Print the rows below without any change, from the first row through the row containing "svg-text:15A: 15A [887,540,912,555]", both included, and no others.

Start of STORED ROWS

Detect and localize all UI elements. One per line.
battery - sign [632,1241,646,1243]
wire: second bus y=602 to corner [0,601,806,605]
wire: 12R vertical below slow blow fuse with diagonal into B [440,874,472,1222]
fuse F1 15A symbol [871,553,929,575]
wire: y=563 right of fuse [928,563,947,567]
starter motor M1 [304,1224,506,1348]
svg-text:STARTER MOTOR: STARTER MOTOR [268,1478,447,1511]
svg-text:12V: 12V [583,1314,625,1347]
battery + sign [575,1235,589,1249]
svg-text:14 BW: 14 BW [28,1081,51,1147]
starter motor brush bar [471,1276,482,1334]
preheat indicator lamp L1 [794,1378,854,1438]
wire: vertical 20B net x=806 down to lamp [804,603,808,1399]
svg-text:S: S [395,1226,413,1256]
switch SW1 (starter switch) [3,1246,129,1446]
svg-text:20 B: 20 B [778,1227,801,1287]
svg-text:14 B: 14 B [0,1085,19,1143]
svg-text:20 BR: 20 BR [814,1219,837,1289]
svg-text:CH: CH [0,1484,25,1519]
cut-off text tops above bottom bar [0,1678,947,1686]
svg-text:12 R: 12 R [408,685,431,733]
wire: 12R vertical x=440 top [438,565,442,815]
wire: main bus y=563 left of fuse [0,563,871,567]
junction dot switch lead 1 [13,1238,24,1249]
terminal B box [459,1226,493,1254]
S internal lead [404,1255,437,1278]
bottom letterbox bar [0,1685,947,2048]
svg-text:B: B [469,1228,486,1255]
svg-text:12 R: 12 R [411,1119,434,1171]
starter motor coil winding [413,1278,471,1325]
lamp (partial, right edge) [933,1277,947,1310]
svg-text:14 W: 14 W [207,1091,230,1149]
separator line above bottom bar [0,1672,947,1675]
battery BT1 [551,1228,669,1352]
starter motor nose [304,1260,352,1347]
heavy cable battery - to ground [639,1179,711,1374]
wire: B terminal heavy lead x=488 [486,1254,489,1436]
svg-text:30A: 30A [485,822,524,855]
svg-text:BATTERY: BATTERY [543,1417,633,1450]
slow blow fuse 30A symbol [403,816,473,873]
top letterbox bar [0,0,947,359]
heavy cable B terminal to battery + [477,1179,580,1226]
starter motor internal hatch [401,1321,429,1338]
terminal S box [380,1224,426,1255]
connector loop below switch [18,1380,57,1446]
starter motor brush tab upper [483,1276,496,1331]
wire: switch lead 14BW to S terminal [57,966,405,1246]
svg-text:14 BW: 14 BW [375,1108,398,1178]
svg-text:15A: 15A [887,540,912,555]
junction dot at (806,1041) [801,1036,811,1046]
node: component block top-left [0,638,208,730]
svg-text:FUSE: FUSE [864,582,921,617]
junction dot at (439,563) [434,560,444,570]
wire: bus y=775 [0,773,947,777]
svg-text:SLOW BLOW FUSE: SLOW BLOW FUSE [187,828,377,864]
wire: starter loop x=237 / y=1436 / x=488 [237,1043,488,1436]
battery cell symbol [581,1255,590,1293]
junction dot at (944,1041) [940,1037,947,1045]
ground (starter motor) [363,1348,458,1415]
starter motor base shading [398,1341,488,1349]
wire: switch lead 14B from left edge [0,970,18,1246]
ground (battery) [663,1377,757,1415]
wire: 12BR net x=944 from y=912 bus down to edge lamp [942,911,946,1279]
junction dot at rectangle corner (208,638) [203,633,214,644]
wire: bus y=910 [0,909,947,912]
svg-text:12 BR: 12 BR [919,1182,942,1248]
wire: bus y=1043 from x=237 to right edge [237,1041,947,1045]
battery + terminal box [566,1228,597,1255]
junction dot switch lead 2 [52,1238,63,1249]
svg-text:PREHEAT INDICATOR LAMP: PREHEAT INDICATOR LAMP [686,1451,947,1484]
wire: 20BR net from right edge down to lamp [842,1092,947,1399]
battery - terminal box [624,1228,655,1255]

End of STORED ROWS

• WORKED ANSWER:
Detect and localize all UI elements. One per line.
battery - sign [632,1241,646,1243]
wire: second bus y=602 to corner [0,601,806,605]
wire: 12R vertical below slow blow fuse with diagonal into B [440,874,472,1222]
fuse F1 15A symbol [871,553,929,575]
wire: y=563 right of fuse [928,563,947,567]
starter motor M1 [304,1224,506,1348]
svg-text:STARTER MOTOR: STARTER MOTOR [268,1478,447,1511]
svg-text:12V: 12V [583,1314,625,1347]
battery + sign [575,1235,589,1249]
svg-text:14 BW: 14 BW [28,1081,51,1147]
starter motor brush bar [471,1276,482,1334]
preheat indicator lamp L1 [794,1378,854,1438]
wire: vertical 20B net x=806 down to lamp [804,603,808,1399]
svg-text:S: S [395,1226,413,1256]
switch SW1 (starter switch) [3,1246,129,1446]
svg-text:20 B: 20 B [778,1227,801,1287]
svg-text:14 B: 14 B [0,1085,19,1143]
svg-text:20 BR: 20 BR [814,1219,837,1289]
svg-text:CH: CH [0,1484,25,1519]
cut-off text tops above bottom bar [0,1678,947,1686]
svg-text:12 R: 12 R [408,685,431,733]
wire: 12R vertical x=440 top [438,565,442,815]
wire: main bus y=563 left of fuse [0,563,871,567]
junction dot switch lead 1 [13,1238,24,1249]
terminal B box [459,1226,493,1254]
S internal lead [404,1255,437,1278]
bottom letterbox bar [0,1685,947,2048]
svg-text:B: B [469,1228,486,1255]
svg-text:12 R: 12 R [411,1119,434,1171]
starter motor coil winding [413,1278,471,1325]
lamp (partial, right edge) [933,1277,947,1310]
svg-text:14 W: 14 W [207,1091,230,1149]
separator line above bottom bar [0,1672,947,1675]
battery BT1 [551,1228,669,1352]
starter motor nose [304,1260,352,1347]
heavy cable battery - to ground [639,1179,711,1374]
wire: B terminal heavy lead x=488 [486,1254,489,1436]
svg-text:30A: 30A [485,822,524,855]
svg-text:BATTERY: BATTERY [543,1417,633,1450]
slow blow fuse 30A symbol [403,816,473,873]
top letterbox bar [0,0,947,359]
heavy cable B terminal to battery + [477,1179,580,1226]
starter motor internal hatch [401,1321,429,1338]
terminal S box [380,1224,426,1255]
connector loop below switch [18,1380,57,1446]
starter motor brush tab upper [483,1276,496,1331]
wire: switch lead 14BW to S terminal [57,966,405,1246]
svg-text:14 BW: 14 BW [375,1108,398,1178]
svg-text:15A: 15A [887,540,912,555]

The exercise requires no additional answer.